= TASK INPUTS =
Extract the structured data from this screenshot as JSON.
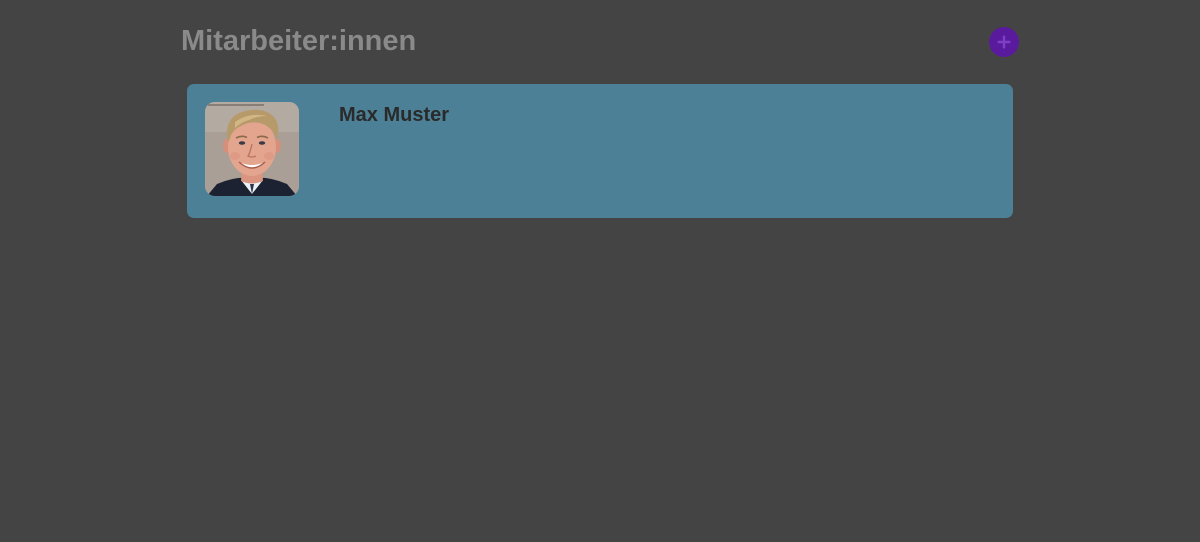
{
  "header": {
    "title": "Mitarbeiter:innen",
    "add_icon": "plus-circle-icon"
  },
  "employees": [
    {
      "name": "Max Muster",
      "avatar": "portrait-photo"
    }
  ],
  "colors": {
    "background": "#444444",
    "title": "#8a8a8a",
    "accent": "#5a1a9e",
    "card": "#4c8096",
    "name_text": "#2a2a2a"
  }
}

= GOAL =
Return every line of the records exactly as given, pictures excluded.

= OUTPUT BELOW =
Extract the structured data from this screenshot as JSON.
{
  "header": {
    "title": "Mitarbeiter:innen",
    "add_icon": "plus-circle-icon"
  },
  "employees": [
    {
      "name": "Max Muster",
      "avatar": "portrait-photo"
    }
  ],
  "colors": {
    "background": "#444444",
    "title": "#8a8a8a",
    "accent": "#5a1a9e",
    "card": "#4c8096",
    "name_text": "#2a2a2a"
  }
}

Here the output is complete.